Direction - A faithful transcription of all the data is required.
╭─ Data shown
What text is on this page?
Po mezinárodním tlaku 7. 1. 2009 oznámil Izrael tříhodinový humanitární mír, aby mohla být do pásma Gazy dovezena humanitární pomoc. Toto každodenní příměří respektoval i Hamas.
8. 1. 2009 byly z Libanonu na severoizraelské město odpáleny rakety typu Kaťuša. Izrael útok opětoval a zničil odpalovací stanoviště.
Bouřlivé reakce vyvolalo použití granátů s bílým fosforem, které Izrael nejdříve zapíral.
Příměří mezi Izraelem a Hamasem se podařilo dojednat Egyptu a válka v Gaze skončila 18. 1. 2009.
╰─
Task result -
What text is on this page?
Po mezinárodním tlaku 7. 1. 2009 oznámil Izrael tříhodinový humanitární mír, aby mohla být do pásma Gazy dovezena humanitární pomoc. Toto každodenní příměří respektoval i Hamas.
8. 1. 2009 byly z Libanonu na severoizraelské město odpáleny rakety typu Kaťuša. Izrael útok opětoval a zničil odpalovací stanoviště.
Bouřlivé reakce vyvolalo použití granátů s bílým fosforem, které Izrael nejdříve zapíral.
Příměří mezi Izraelem a Hamasem se podařilo dojednat Egyptu a válka v Gaze skončila 18. 1. 2009.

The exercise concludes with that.